■ **WORK TO DO**:
Transcribe every line of the records verbatim.

■ **EXTRACTED MATERIAL**:
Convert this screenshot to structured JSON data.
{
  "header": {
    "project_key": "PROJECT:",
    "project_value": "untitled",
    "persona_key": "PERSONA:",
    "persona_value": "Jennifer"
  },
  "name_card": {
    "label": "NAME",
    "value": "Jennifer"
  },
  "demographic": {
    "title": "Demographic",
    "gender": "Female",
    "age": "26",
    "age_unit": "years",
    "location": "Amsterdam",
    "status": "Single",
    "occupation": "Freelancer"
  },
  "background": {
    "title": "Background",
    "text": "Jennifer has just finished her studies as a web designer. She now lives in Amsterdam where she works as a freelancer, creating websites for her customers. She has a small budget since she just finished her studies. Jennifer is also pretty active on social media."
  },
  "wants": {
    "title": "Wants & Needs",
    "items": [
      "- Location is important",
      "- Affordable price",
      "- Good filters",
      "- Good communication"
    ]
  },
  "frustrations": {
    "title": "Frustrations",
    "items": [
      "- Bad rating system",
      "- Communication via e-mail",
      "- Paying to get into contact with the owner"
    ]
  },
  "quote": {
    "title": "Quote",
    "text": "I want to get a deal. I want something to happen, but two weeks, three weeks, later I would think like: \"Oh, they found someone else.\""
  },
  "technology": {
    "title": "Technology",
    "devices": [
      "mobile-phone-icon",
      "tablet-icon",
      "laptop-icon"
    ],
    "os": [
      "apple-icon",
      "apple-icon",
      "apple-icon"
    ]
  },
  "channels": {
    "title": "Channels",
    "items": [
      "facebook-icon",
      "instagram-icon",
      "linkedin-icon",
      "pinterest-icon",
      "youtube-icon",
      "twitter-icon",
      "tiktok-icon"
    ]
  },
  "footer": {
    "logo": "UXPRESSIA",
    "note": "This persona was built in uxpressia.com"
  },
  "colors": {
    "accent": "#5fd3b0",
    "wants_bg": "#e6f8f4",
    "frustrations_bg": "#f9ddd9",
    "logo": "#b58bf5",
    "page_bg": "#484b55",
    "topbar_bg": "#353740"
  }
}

■ **RESPONSE BELOW**:
Convert this screenshot to structured JSON data.
{
  "header": {
    "project_key": "PROJECT:",
    "project_value": "untitled",
    "persona_key": "PERSONA:",
    "persona_value": "Jennifer"
  },
  "name_card": {
    "label": "NAME",
    "value": "Jennifer"
  },
  "demographic": {
    "title": "Demographic",
    "gender": "Female",
    "age": "26",
    "age_unit": "years",
    "location": "Amsterdam",
    "status": "Single",
    "occupation": "Freelancer"
  },
  "background": {
    "title": "Background",
    "text": "Jennifer has just finished her studies as a web designer. She now lives in Amsterdam where she works as a freelancer, creating websites for her customers. She has a small budget since she just finished her studies. Jennifer is also pretty active on social media."
  },
  "wants": {
    "title": "Wants & Needs",
    "items": [
      "- Location is important",
      "- Affordable price",
      "- Good filters",
      "- Good communication"
    ]
  },
  "frustrations": {
    "title": "Frustrations",
    "items": [
      "- Bad rating system",
      "- Communication via e-mail",
      "- Paying to get into contact with the owner"
    ]
  },
  "quote": {
    "title": "Quote",
    "text": "I want to get a deal. I want something to happen, but two weeks, three weeks, later I would think like: \"Oh, they found someone else.\""
  },
  "technology": {
    "title": "Technology",
    "devices": [
      "mobile-phone-icon",
      "tablet-icon",
      "laptop-icon"
    ],
    "os": [
      "apple-icon",
      "apple-icon",
      "apple-icon"
    ]
  },
  "channels": {
    "title": "Channels",
    "items": [
      "facebook-icon",
      "instagram-icon",
      "linkedin-icon",
      "pinterest-icon",
      "youtube-icon",
      "twitter-icon",
      "tiktok-icon"
    ]
  },
  "footer": {
    "logo": "UXPRESSIA",
    "note": "This persona was built in uxpressia.com"
  },
  "colors": {
    "accent": "#5fd3b0",
    "wants_bg": "#e6f8f4",
    "frustrations_bg": "#f9ddd9",
    "logo": "#b58bf5",
    "page_bg": "#484b55",
    "topbar_bg": "#353740"
  }
}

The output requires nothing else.